# Stated goal
Each record below is to be reproduced without any change.
[start of Records supplied]
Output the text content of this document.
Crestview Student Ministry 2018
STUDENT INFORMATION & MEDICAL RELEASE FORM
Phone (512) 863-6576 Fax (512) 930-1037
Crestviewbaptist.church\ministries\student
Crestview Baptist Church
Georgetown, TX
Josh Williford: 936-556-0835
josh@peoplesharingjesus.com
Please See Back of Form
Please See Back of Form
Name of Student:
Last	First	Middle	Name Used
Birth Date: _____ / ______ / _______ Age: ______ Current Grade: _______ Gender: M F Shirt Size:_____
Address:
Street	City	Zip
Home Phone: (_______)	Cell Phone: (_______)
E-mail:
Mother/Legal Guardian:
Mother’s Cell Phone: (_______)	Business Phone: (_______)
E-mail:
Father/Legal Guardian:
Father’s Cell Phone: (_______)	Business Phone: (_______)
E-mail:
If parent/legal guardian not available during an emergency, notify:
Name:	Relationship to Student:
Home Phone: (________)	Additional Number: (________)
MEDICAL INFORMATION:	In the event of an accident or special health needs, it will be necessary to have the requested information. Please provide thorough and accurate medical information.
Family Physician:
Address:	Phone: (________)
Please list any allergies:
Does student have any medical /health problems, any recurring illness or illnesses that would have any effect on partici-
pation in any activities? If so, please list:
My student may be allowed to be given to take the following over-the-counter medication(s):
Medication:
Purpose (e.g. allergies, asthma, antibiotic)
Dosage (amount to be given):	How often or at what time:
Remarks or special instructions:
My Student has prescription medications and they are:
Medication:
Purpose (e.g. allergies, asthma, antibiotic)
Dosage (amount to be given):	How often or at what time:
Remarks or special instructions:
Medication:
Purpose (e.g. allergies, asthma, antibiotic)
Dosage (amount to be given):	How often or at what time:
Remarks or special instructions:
[end of Records supplied]
# Response to the exercise
Output the text content of this document.
Crestview Student Ministry 2018
STUDENT INFORMATION & MEDICAL RELEASE FORM
Phone (512) 863-6576 Fax (512) 930-1037
Crestviewbaptist.church\ministries\student
Crestview Baptist Church
Georgetown, TX
Josh Williford: 936-556-0835
josh@peoplesharingjesus.com
Please See Back of Form
Please See Back of Form
Name of Student:
Last	First	Middle	Name Used
Birth Date: _____ / ______ / _______ Age: ______ Current Grade: _______ Gender: M F Shirt Size:_____
Address:
Street	City	Zip
Home Phone: (_______)	Cell Phone: (_______)
E-mail:
Mother/Legal Guardian:
Mother’s Cell Phone: (_______)	Business Phone: (_______)
E-mail:
Father/Legal Guardian:
Father’s Cell Phone: (_______)	Business Phone: (_______)
E-mail:
If parent/legal guardian not available during an emergency, notify:
Name:	Relationship to Student:
Home Phone: (________)	Additional Number: (________)
MEDICAL INFORMATION:	In the event of an accident or special health needs, it will be necessary to have the requested information. Please provide thorough and accurate medical information.
Family Physician:
Address:	Phone: (________)
Please list any allergies:
Does student have any medical /health problems, any recurring illness or illnesses that would have any effect on partici-
pation in any activities? If so, please list:
My student may be allowed to be given to take the following over-the-counter medication(s):
Medication:
Purpose (e.g. allergies, asthma, antibiotic)
Dosage (amount to be given):	How often or at what time:
Remarks or special instructions:
My Student has prescription medications and they are:
Medication:
Purpose (e.g. allergies, asthma, antibiotic)
Dosage (amount to be given):	How often or at what time:
Remarks or special instructions:
Medication:
Purpose (e.g. allergies, asthma, antibiotic)
Dosage (amount to be given):	How often or at what time:
Remarks or special instructions:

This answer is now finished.